GOAL OF THE EXERCISE: Determine how many lines carry the word "siRNA". Output that number only.

─── STORED ROWS ───

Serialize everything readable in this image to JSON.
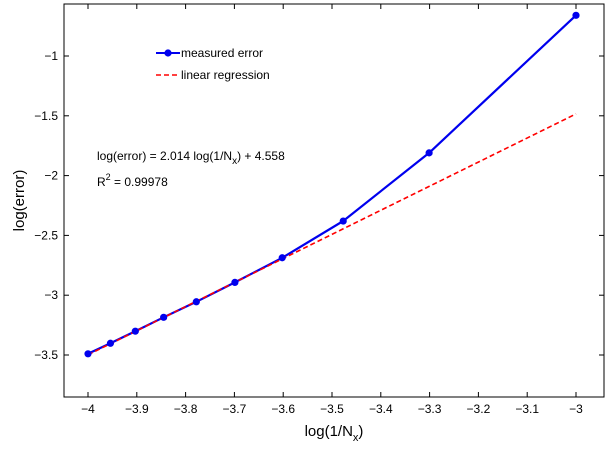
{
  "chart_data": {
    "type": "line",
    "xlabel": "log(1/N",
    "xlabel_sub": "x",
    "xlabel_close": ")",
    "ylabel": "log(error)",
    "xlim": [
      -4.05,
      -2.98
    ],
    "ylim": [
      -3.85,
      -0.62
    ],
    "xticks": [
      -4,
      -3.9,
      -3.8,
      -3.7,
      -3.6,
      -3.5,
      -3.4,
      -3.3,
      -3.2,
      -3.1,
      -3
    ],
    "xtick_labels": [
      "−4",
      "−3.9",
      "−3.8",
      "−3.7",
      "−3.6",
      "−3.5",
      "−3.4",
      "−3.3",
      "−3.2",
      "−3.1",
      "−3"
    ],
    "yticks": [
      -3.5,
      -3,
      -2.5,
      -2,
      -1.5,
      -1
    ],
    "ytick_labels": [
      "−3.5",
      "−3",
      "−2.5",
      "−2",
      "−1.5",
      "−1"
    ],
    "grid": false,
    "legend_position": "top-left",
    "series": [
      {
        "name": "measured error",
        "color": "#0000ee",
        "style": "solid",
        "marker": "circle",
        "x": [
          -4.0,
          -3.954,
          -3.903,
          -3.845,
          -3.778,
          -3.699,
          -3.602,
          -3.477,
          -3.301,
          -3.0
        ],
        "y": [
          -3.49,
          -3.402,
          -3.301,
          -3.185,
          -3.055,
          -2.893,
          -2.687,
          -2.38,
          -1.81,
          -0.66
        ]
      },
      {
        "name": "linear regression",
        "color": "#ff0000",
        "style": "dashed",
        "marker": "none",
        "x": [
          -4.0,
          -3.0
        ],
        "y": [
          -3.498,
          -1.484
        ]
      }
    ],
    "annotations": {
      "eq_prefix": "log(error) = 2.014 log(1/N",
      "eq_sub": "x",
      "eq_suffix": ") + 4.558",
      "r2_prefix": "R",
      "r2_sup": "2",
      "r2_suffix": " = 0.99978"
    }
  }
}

───
─── STORED ROWS ───

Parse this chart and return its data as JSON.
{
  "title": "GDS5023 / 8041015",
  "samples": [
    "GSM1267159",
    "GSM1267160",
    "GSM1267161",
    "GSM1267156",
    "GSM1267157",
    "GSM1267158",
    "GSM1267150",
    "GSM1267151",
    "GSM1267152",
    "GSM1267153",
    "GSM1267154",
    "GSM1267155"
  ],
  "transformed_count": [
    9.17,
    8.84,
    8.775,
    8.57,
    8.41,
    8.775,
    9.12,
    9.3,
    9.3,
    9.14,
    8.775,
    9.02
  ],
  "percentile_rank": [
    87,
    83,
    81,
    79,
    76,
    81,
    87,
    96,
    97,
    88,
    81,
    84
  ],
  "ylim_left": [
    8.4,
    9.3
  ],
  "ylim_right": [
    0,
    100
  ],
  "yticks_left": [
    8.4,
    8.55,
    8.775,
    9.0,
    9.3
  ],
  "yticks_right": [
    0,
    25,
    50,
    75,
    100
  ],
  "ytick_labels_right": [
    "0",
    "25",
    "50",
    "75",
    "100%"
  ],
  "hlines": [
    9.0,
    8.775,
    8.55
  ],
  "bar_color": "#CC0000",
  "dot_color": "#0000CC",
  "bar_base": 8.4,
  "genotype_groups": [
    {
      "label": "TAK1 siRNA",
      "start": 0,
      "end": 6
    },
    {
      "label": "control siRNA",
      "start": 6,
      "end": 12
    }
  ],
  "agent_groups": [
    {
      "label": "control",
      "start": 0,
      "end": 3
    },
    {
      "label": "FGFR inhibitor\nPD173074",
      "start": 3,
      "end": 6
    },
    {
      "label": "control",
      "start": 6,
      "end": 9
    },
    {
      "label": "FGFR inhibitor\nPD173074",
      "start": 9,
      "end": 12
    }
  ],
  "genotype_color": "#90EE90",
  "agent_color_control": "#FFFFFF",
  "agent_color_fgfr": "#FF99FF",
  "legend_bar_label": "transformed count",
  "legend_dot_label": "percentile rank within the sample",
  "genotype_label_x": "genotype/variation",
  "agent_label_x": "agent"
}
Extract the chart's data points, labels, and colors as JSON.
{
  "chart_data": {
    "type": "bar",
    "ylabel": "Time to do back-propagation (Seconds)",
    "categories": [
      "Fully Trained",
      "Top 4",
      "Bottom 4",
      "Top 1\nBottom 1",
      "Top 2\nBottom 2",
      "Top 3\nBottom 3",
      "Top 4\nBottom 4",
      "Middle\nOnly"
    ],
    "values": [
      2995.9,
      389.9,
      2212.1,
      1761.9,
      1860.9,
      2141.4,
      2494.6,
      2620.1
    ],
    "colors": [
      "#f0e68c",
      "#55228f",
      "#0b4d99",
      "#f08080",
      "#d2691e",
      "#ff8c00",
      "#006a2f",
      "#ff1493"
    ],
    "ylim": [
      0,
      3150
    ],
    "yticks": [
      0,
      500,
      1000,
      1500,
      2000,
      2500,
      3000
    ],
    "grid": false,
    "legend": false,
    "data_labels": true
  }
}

───

COMPLETE OUTPUT: 2